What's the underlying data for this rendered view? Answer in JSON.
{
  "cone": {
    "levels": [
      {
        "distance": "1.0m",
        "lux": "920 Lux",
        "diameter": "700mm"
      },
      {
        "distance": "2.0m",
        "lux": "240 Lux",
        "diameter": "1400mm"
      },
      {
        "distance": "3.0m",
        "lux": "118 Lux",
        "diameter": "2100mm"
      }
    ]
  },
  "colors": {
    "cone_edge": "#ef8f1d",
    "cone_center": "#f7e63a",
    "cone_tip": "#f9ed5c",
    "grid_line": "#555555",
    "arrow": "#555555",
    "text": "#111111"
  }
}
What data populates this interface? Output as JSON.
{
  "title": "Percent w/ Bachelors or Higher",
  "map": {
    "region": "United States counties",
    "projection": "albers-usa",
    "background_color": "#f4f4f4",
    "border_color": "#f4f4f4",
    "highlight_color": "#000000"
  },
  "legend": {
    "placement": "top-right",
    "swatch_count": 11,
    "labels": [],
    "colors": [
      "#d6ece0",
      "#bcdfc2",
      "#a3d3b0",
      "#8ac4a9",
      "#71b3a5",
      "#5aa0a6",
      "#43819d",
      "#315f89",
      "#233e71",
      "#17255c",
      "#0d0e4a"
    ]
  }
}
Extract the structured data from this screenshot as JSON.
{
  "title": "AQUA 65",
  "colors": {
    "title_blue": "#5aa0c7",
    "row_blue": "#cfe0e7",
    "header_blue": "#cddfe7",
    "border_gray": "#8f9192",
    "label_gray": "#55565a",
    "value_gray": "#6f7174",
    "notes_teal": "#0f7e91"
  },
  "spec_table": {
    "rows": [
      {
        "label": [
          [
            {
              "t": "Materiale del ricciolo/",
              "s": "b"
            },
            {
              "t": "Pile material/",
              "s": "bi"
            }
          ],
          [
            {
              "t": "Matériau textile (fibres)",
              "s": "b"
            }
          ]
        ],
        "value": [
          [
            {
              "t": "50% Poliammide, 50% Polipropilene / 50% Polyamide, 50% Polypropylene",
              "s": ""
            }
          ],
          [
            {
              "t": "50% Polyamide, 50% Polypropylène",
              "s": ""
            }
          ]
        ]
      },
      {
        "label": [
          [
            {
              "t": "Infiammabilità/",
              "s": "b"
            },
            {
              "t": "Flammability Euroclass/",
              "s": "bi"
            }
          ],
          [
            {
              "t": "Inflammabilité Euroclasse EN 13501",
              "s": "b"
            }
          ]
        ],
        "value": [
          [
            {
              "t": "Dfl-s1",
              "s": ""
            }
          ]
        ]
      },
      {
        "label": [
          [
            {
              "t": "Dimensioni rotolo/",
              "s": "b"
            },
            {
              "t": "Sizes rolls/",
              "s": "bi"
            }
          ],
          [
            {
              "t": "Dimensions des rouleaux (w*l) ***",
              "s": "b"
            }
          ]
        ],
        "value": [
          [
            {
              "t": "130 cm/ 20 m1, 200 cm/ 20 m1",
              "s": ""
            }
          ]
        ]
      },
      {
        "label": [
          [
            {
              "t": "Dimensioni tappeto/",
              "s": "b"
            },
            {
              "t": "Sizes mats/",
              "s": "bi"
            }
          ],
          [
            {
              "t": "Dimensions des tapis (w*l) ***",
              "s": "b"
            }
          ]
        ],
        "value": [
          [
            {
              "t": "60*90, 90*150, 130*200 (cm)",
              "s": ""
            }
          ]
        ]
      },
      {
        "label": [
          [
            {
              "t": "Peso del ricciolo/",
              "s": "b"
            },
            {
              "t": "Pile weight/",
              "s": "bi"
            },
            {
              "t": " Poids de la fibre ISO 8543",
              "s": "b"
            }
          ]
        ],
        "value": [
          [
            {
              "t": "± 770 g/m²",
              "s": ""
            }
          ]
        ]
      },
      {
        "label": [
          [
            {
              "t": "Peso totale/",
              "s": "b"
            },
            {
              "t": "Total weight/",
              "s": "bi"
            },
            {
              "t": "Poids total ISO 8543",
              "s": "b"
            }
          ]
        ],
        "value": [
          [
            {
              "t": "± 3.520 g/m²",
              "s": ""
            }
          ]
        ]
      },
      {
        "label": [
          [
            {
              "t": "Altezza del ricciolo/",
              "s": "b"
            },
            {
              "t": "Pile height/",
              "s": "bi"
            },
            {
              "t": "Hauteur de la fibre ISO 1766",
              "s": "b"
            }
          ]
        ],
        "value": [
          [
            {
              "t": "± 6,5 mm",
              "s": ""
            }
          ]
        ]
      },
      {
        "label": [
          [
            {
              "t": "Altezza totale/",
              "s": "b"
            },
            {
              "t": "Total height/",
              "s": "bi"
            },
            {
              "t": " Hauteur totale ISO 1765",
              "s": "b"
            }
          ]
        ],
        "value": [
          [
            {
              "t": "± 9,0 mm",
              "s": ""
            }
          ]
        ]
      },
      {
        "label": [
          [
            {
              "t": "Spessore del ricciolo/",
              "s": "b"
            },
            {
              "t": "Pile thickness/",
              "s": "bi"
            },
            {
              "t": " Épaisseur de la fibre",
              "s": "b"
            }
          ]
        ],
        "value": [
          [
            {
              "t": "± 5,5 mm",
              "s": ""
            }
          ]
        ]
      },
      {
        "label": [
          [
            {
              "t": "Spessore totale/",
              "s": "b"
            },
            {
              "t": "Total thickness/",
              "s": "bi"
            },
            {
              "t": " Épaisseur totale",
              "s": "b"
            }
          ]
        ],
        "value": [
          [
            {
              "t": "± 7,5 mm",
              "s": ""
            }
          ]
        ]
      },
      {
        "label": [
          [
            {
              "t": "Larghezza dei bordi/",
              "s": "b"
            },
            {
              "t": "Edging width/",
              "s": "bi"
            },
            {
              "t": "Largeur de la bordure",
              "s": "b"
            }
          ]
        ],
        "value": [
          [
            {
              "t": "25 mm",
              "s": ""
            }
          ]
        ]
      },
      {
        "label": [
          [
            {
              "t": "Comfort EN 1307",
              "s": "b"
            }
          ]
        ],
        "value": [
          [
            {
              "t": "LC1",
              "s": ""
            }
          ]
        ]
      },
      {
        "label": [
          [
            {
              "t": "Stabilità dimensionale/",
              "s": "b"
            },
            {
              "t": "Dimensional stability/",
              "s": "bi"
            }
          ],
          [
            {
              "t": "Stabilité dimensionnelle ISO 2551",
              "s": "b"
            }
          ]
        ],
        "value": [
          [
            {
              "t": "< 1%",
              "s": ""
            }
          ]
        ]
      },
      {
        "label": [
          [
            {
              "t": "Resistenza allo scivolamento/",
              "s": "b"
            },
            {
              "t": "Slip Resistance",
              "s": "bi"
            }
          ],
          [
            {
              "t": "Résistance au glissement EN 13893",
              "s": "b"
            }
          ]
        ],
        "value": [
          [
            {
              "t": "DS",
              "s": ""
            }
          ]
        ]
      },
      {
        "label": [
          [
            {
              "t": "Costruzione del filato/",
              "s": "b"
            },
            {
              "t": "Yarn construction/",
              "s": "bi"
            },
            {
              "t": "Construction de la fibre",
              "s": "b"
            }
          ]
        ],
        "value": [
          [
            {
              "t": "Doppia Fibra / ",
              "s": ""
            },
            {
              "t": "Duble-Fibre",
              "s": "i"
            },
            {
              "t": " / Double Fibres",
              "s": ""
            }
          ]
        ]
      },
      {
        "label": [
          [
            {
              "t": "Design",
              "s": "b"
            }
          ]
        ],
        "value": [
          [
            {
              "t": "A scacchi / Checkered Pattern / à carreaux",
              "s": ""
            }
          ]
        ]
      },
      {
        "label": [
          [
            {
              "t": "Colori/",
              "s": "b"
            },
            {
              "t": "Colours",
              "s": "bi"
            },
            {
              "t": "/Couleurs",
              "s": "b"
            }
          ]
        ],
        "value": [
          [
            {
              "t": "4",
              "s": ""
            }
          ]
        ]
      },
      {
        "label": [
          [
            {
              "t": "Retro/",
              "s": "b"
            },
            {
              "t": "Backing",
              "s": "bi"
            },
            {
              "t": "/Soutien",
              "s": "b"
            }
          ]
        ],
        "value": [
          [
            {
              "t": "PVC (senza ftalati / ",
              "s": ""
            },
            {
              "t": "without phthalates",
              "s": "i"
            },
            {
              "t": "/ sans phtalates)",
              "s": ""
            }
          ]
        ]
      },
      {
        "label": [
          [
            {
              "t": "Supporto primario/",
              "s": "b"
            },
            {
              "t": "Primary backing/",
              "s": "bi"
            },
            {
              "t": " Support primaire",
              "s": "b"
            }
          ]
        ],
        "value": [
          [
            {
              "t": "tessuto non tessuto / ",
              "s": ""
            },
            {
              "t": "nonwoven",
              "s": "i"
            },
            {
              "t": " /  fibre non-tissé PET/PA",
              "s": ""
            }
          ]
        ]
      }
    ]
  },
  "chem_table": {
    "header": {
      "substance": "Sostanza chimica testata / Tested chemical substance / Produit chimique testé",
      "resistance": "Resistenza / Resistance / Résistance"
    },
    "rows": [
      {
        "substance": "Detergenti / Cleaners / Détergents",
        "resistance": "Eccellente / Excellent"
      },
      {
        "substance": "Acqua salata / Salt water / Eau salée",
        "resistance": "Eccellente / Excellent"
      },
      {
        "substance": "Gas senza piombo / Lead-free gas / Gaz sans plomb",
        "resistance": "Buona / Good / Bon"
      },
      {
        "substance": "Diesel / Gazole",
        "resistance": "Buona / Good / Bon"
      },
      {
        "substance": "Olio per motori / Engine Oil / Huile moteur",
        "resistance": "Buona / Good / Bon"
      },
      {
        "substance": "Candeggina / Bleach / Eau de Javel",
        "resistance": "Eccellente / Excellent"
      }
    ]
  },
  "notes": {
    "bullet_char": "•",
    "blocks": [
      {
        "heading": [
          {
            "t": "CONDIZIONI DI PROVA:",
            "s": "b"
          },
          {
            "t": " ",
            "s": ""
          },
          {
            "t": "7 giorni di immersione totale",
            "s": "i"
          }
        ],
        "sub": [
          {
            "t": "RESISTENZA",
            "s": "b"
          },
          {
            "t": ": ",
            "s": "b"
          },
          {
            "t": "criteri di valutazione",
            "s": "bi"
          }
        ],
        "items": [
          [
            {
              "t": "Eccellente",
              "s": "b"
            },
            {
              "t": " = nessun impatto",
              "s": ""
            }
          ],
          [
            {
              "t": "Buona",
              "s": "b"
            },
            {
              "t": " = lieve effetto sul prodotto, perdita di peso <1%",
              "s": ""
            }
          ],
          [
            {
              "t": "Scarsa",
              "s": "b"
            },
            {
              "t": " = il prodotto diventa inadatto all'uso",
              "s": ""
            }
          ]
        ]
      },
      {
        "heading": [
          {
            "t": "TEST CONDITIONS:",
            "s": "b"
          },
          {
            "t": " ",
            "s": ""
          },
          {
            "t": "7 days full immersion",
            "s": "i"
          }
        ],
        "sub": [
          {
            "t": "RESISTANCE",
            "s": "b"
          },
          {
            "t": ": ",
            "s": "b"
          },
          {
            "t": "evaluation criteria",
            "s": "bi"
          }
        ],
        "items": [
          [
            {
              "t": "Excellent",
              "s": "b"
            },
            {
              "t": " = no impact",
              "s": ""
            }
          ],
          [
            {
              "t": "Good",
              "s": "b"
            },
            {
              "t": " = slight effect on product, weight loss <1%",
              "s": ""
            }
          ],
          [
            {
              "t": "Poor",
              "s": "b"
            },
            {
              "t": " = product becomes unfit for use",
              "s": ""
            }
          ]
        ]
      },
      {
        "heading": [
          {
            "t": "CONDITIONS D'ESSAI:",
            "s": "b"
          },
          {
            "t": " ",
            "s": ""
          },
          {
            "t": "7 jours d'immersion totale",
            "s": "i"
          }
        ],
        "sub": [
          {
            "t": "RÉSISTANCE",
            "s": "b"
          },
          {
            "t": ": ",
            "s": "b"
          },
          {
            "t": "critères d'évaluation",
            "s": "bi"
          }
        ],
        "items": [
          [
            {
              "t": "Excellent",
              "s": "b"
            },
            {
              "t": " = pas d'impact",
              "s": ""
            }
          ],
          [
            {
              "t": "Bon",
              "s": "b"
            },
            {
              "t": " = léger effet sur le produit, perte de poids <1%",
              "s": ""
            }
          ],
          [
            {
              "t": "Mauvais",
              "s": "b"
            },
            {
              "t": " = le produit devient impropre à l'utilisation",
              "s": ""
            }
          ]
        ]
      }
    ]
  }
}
----------
- Task description: Return only the count of lines in the records that hold the word "diameter".

- Complete output: 3